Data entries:
# # #

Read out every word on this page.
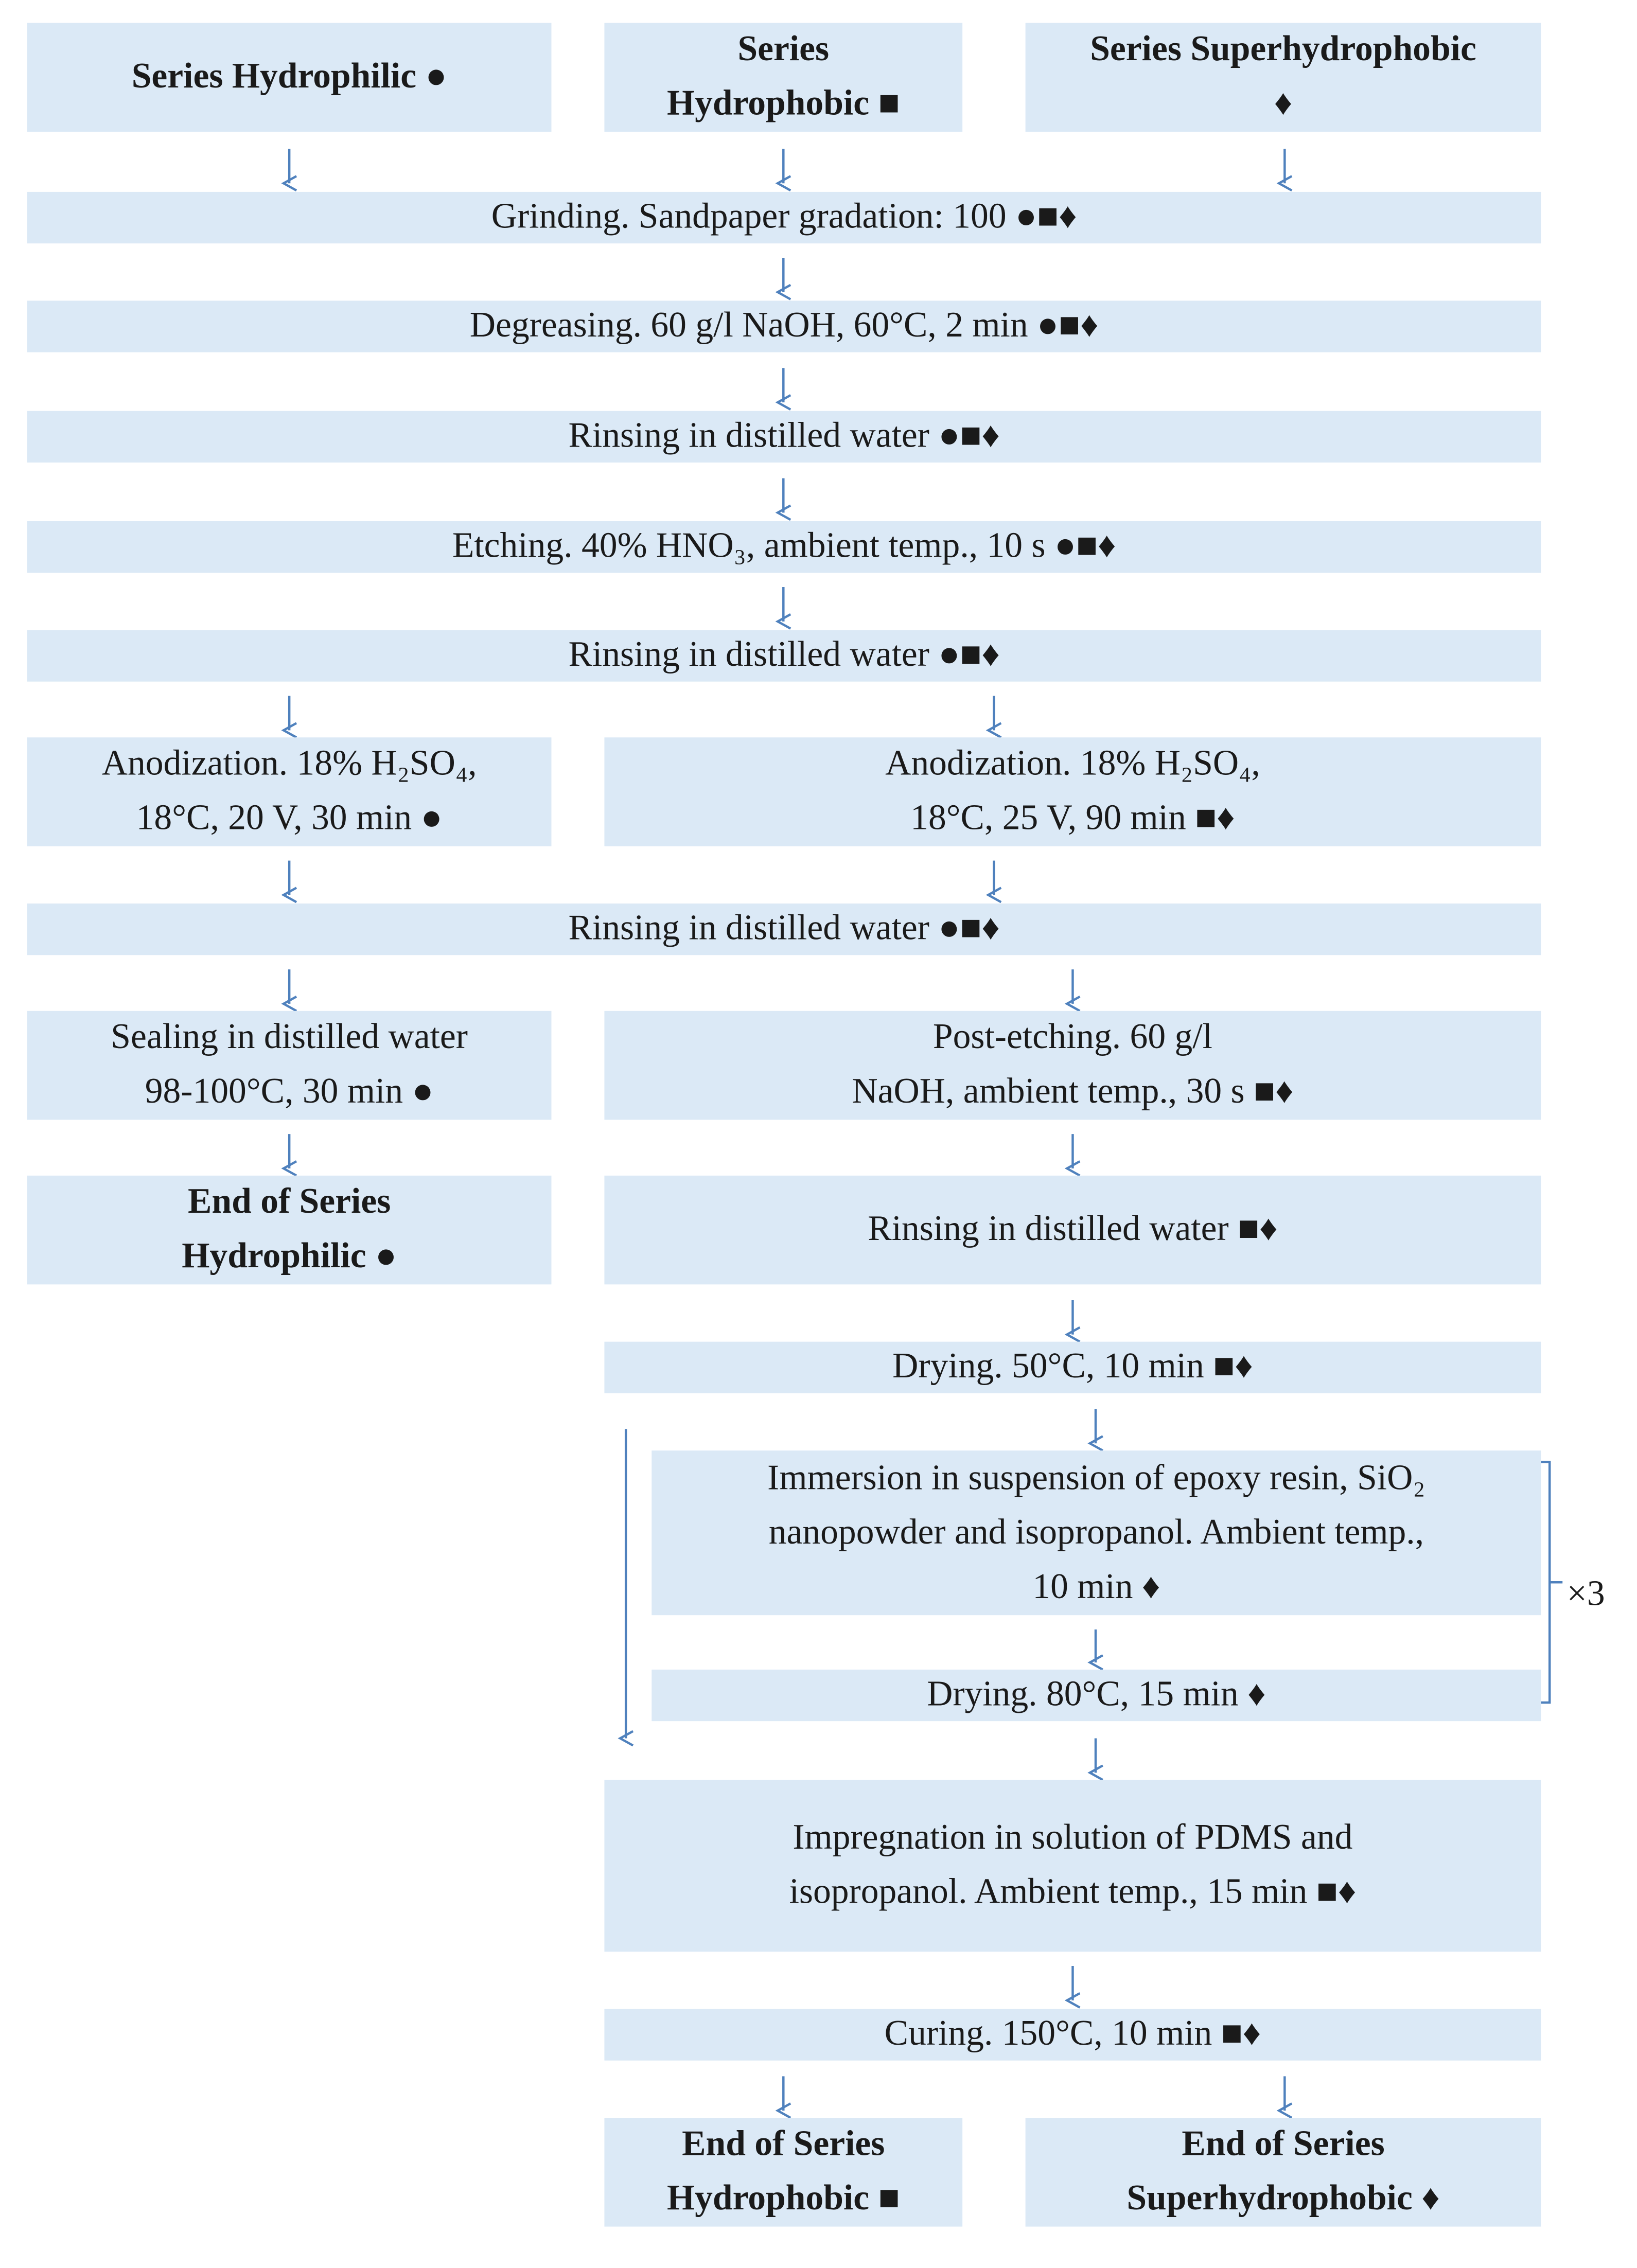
Series Hydrophilic ●
Series
Hydrophobic ■
Series Superhydrophobic
♦
Grinding. Sandpaper gradation: 100 ●■♦
Degreasing. 60 g/l NaOH, 60°C, 2 min ●■♦
Rinsing in distilled water ●■♦
Etching. 40% HNO₃, ambient temp., 10 s ●■♦
Rinsing in distilled water ●■♦
Anodization. 18% H₂SO₄,
18°C, 20 V, 30 min ●
Anodization. 18% H₂SO₄,
18°C, 25 V, 90 min ■♦
Rinsing in distilled water ●■♦
Sealing in distilled water
98-100°C, 30 min ●
Post-etching. 60 g/l
NaOH, ambient temp., 30 s ■♦
End of Series
Hydrophilic ●
Rinsing in distilled water ■♦
Drying. 50°C, 10 min ■♦
Immersion in suspension of epoxy resin, SiO₂
nanopowder and isopropanol. Ambient temp.,
10 min ♦
Drying. 80°C, 15 min ♦
Impregnation in solution of PDMS and
isopropanol. Ambient temp., 15 min ■♦
Curing. 150°C, 10 min ■♦
End of Series
Hydrophobic ■
End of Series
Superhydrophobic ♦
×3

# # #

What the task requires: Extract each line holding the string "Superhydrophobic".

Exercise response:
Series Superhydrophobic
Superhydrophobic ♦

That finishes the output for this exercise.